Recorded information:

<<<<

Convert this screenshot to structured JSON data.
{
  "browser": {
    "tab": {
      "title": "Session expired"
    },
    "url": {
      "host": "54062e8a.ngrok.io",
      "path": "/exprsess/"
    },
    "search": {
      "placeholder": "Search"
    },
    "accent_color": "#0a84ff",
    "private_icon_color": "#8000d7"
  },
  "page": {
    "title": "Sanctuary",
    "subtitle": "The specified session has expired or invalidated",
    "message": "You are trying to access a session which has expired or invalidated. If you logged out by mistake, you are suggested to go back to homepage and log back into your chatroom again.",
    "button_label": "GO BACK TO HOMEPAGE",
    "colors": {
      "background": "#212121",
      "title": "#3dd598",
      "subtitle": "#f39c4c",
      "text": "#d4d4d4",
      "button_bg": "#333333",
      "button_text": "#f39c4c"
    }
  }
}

>>>>

Written task: Every entry must be retyped in full, exactly as given.

Output of the exercise:
Convert this screenshot to structured JSON data.
{
  "browser": {
    "tab": {
      "title": "Session expired"
    },
    "url": {
      "host": "54062e8a.ngrok.io",
      "path": "/exprsess/"
    },
    "search": {
      "placeholder": "Search"
    },
    "accent_color": "#0a84ff",
    "private_icon_color": "#8000d7"
  },
  "page": {
    "title": "Sanctuary",
    "subtitle": "The specified session has expired or invalidated",
    "message": "You are trying to access a session which has expired or invalidated. If you logged out by mistake, you are suggested to go back to homepage and log back into your chatroom again.",
    "button_label": "GO BACK TO HOMEPAGE",
    "colors": {
      "background": "#212121",
      "title": "#3dd598",
      "subtitle": "#f39c4c",
      "text": "#d4d4d4",
      "button_bg": "#333333",
      "button_text": "#f39c4c"
    }
  }
}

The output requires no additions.